──────── Provided material ────────

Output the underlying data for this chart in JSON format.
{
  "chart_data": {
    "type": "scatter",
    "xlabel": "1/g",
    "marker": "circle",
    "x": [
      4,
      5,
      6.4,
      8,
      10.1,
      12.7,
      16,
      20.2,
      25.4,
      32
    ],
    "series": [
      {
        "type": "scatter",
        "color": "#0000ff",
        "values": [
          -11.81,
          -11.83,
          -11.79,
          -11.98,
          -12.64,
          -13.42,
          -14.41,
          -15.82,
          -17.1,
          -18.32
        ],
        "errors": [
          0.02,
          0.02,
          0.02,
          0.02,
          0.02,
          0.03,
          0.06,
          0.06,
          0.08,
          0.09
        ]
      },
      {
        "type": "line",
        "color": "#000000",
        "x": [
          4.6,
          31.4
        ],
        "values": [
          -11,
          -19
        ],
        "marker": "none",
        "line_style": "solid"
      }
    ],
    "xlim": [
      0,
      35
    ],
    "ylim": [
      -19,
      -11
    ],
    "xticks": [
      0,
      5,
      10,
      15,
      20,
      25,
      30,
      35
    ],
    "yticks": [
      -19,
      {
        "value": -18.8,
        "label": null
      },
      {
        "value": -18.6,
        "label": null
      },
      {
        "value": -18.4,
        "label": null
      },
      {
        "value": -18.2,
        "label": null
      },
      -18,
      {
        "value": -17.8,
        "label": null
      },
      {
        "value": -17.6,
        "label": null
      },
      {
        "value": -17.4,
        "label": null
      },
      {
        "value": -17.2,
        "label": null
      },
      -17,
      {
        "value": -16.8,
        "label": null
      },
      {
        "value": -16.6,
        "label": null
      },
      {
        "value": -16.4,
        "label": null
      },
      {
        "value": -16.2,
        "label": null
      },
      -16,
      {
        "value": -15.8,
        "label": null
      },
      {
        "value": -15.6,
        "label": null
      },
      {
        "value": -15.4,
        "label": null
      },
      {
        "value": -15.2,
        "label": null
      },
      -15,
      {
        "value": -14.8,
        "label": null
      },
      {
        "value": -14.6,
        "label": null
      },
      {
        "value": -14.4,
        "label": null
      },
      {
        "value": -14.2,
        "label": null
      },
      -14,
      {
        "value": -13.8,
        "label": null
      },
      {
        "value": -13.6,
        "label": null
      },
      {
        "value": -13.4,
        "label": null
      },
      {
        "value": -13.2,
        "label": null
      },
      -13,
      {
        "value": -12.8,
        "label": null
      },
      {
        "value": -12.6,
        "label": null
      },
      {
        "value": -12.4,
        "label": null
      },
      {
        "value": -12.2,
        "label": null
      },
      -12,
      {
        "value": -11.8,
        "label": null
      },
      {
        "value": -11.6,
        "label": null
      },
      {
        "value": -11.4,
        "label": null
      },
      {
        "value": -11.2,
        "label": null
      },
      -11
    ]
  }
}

────────

**Task directions:** Sift through the entries and copy every line with "type".

**The response:**
    "type": "scatter",
        "type": "scatter",
        "type": "line",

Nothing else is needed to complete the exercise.